To do ▸ Restate the records that follow word for word; no pictures should appear.

=======

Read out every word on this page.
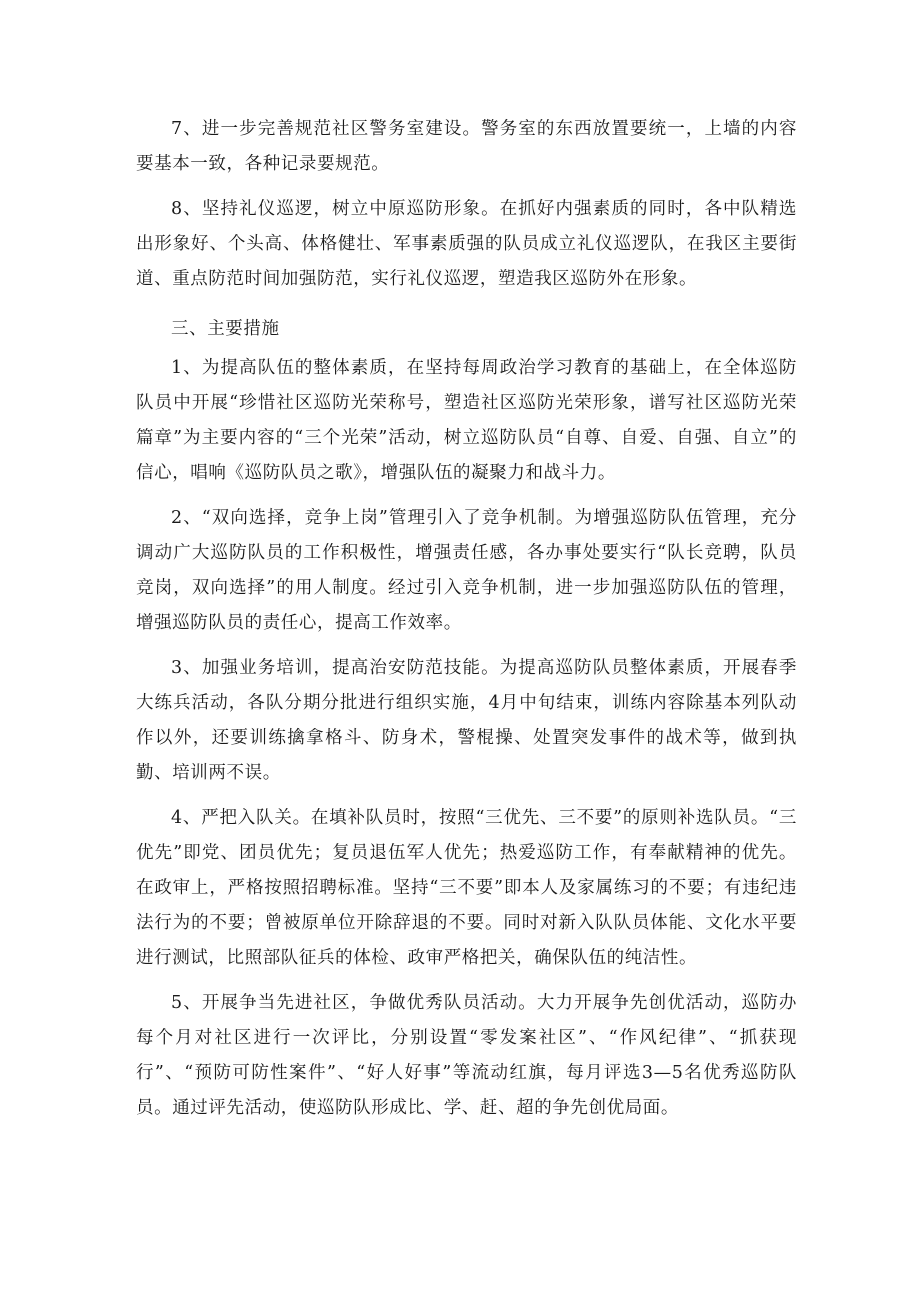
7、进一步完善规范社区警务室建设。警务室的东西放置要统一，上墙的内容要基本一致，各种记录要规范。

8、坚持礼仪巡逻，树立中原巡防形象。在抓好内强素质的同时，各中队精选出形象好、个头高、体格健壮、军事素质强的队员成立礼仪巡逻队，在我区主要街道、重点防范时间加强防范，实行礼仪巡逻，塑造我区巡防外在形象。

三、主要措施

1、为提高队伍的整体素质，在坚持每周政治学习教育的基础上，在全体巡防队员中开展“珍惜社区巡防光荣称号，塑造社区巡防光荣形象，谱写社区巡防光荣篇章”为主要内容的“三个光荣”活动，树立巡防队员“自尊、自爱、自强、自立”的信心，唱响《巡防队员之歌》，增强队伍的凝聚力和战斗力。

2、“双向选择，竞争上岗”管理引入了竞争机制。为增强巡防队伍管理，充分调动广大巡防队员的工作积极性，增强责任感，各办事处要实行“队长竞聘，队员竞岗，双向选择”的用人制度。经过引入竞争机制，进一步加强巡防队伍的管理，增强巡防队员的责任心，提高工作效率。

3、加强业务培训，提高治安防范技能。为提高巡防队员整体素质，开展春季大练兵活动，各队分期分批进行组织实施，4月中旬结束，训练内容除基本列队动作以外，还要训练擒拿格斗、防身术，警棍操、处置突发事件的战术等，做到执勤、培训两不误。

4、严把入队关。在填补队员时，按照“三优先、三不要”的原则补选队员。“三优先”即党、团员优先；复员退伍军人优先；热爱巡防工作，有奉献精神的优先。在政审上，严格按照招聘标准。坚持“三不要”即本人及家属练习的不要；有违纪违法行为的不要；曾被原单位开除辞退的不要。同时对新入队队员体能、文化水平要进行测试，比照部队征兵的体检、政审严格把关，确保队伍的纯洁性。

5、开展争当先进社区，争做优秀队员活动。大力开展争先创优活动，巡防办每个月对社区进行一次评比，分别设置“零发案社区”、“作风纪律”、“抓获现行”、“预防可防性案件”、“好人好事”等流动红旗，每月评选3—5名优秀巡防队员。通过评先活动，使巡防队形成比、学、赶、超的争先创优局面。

=======

Result for this task ▸
Read out every word on this page.
7、进一步完善规范社区警务室建设。警务室的东西放置要统一，上墙的内容要基本一致，各种记录要规范。

8、坚持礼仪巡逻，树立中原巡防形象。在抓好内强素质的同时，各中队精选出形象好、个头高、体格健壮、军事素质强的队员成立礼仪巡逻队，在我区主要街道、重点防范时间加强防范，实行礼仪巡逻，塑造我区巡防外在形象。

三、主要措施

1、为提高队伍的整体素质，在坚持每周政治学习教育的基础上，在全体巡防队员中开展“珍惜社区巡防光荣称号，塑造社区巡防光荣形象，谱写社区巡防光荣篇章”为主要内容的“三个光荣”活动，树立巡防队员“自尊、自爱、自强、自立”的信心，唱响《巡防队员之歌》，增强队伍的凝聚力和战斗力。

2、“双向选择，竞争上岗”管理引入了竞争机制。为增强巡防队伍管理，充分调动广大巡防队员的工作积极性，增强责任感，各办事处要实行“队长竞聘，队员竞岗，双向选择”的用人制度。经过引入竞争机制，进一步加强巡防队伍的管理，增强巡防队员的责任心，提高工作效率。

3、加强业务培训，提高治安防范技能。为提高巡防队员整体素质，开展春季大练兵活动，各队分期分批进行组织实施，4月中旬结束，训练内容除基本列队动作以外，还要训练擒拿格斗、防身术，警棍操、处置突发事件的战术等，做到执勤、培训两不误。

4、严把入队关。在填补队员时，按照“三优先、三不要”的原则补选队员。“三优先”即党、团员优先；复员退伍军人优先；热爱巡防工作，有奉献精神的优先。在政审上，严格按照招聘标准。坚持“三不要”即本人及家属练习的不要；有违纪违法行为的不要；曾被原单位开除辞退的不要。同时对新入队队员体能、文化水平要进行测试，比照部队征兵的体检、政审严格把关，确保队伍的纯洁性。

5、开展争当先进社区，争做优秀队员活动。大力开展争先创优活动，巡防办每个月对社区进行一次评比，分别设置“零发案社区”、“作风纪律”、“抓获现行”、“预防可防性案件”、“好人好事”等流动红旗，每月评选3—5名优秀巡防队员。通过评先活动，使巡防队形成比、学、赶、超的争先创优局面。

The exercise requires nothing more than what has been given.